Task goal: Transcribe all the entries word for word, but omit the images.
-- BEGIN --
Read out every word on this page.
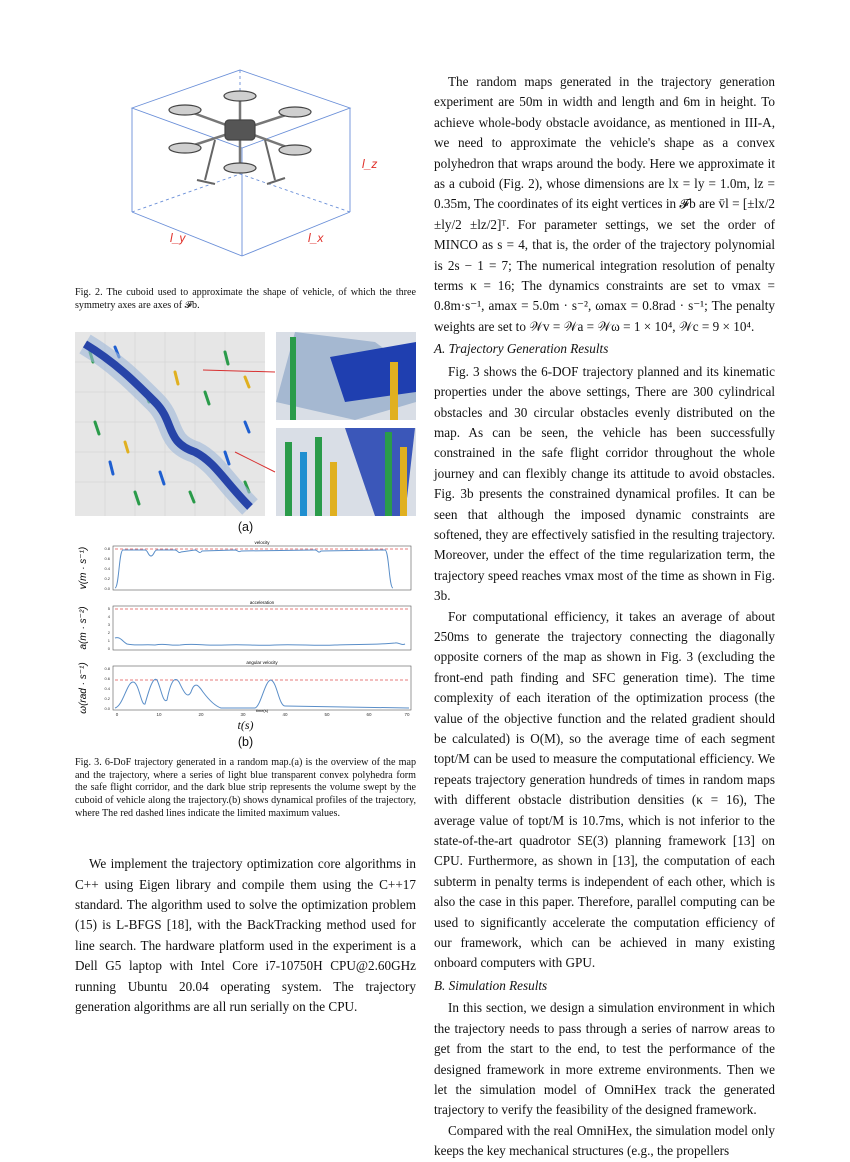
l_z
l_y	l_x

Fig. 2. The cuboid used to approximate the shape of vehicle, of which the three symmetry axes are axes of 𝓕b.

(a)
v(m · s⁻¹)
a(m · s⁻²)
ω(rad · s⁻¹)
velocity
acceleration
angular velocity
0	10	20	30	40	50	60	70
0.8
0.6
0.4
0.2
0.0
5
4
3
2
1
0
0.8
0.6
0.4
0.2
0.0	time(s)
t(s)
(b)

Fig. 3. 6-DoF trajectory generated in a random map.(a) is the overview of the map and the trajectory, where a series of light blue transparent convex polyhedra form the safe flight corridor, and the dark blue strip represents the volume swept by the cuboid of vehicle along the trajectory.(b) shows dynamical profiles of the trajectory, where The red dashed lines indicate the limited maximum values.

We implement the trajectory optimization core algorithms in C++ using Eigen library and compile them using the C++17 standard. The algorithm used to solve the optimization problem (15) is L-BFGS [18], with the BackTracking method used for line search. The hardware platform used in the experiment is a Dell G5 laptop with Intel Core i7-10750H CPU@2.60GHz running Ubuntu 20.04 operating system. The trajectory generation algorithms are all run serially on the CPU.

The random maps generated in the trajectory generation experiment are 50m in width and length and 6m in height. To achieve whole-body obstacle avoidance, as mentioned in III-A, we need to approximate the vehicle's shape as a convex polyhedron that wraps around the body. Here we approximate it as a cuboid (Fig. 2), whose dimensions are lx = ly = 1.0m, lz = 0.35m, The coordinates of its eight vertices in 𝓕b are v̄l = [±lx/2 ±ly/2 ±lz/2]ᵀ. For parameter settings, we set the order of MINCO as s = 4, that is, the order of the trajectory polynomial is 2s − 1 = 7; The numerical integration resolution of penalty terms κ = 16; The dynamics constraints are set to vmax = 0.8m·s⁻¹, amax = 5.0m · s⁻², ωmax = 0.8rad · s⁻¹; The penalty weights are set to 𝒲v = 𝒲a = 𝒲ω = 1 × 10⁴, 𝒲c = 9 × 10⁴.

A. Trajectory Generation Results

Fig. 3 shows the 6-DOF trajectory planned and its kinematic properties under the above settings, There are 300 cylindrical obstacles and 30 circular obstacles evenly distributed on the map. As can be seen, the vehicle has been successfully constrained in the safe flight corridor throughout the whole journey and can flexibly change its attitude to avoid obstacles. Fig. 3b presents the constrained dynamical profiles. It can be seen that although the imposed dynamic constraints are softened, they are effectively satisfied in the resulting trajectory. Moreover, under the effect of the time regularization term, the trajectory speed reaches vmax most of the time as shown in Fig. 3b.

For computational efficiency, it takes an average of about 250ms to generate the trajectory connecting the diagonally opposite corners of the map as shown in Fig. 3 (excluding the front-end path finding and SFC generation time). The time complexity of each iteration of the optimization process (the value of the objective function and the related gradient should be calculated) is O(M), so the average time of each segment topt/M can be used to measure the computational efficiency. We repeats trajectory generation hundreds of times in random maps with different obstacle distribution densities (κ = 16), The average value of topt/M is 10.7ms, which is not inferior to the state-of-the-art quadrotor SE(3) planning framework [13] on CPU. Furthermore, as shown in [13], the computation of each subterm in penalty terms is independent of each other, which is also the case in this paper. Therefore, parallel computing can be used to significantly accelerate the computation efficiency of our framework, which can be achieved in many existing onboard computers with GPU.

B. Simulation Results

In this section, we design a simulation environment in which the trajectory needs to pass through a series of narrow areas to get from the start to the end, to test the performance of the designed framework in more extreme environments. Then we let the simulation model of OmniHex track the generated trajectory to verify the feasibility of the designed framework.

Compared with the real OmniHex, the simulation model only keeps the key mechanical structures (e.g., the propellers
-- END --
Final result:
Read out every word on this page.
l_z
l_y	l_x

Fig. 2. The cuboid used to approximate the shape of vehicle, of which the three symmetry axes are axes of 𝓕b.

(a)
v(m · s⁻¹)
a(m · s⁻²)
ω(rad · s⁻¹)
velocity
acceleration
angular velocity
0	10	20	30	40	50	60	70
0.8
0.6
0.4
0.2
0.0
5
4
3
2
1
0
0.8
0.6
0.4
0.2
0.0	time(s)
t(s)
(b)

Fig. 3. 6-DoF trajectory generated in a random map.(a) is the overview of the map and the trajectory, where a series of light blue transparent convex polyhedra form the safe flight corridor, and the dark blue strip represents the volume swept by the cuboid of vehicle along the trajectory.(b) shows dynamical profiles of the trajectory, where The red dashed lines indicate the limited maximum values.

We implement the trajectory optimization core algorithms in C++ using Eigen library and compile them using the C++17 standard. The algorithm used to solve the optimization problem (15) is L-BFGS [18], with the BackTracking method used for line search. The hardware platform used in the experiment is a Dell G5 laptop with Intel Core i7-10750H CPU@2.60GHz running Ubuntu 20.04 operating system. The trajectory generation algorithms are all run serially on the CPU.

The random maps generated in the trajectory generation experiment are 50m in width and length and 6m in height. To achieve whole-body obstacle avoidance, as mentioned in III-A, we need to approximate the vehicle's shape as a convex polyhedron that wraps around the body. Here we approximate it as a cuboid (Fig. 2), whose dimensions are lx = ly = 1.0m, lz = 0.35m, The coordinates of its eight vertices in 𝓕b are v̄l = [±lx/2 ±ly/2 ±lz/2]ᵀ. For parameter settings, we set the order of MINCO as s = 4, that is, the order of the trajectory polynomial is 2s − 1 = 7; The numerical integration resolution of penalty terms κ = 16; The dynamics constraints are set to vmax = 0.8m·s⁻¹, amax = 5.0m · s⁻², ωmax = 0.8rad · s⁻¹; The penalty weights are set to 𝒲v = 𝒲a = 𝒲ω = 1 × 10⁴, 𝒲c = 9 × 10⁴.

A. Trajectory Generation Results

Fig. 3 shows the 6-DOF trajectory planned and its kinematic properties under the above settings, There are 300 cylindrical obstacles and 30 circular obstacles evenly distributed on the map. As can be seen, the vehicle has been successfully constrained in the safe flight corridor throughout the whole journey and can flexibly change its attitude to avoid obstacles. Fig. 3b presents the constrained dynamical profiles. It can be seen that although the imposed dynamic constraints are softened, they are effectively satisfied in the resulting trajectory. Moreover, under the effect of the time regularization term, the trajectory speed reaches vmax most of the time as shown in Fig. 3b.

For computational efficiency, it takes an average of about 250ms to generate the trajectory connecting the diagonally opposite corners of the map as shown in Fig. 3 (excluding the front-end path finding and SFC generation time). The time complexity of each iteration of the optimization process (the value of the objective function and the related gradient should be calculated) is O(M), so the average time of each segment topt/M can be used to measure the computational efficiency. We repeats trajectory generation hundreds of times in random maps with different obstacle distribution densities (κ = 16), The average value of topt/M is 10.7ms, which is not inferior to the state-of-the-art quadrotor SE(3) planning framework [13] on CPU. Furthermore, as shown in [13], the computation of each subterm in penalty terms is independent of each other, which is also the case in this paper. Therefore, parallel computing can be used to significantly accelerate the computation efficiency of our framework, which can be achieved in many existing onboard computers with GPU.

B. Simulation Results

In this section, we design a simulation environment in which the trajectory needs to pass through a series of narrow areas to get from the start to the end, to test the performance of the designed framework in more extreme environments. Then we let the simulation model of OmniHex track the generated trajectory to verify the feasibility of the designed framework.

Compared with the real OmniHex, the simulation model only keeps the key mechanical structures (e.g., the propellers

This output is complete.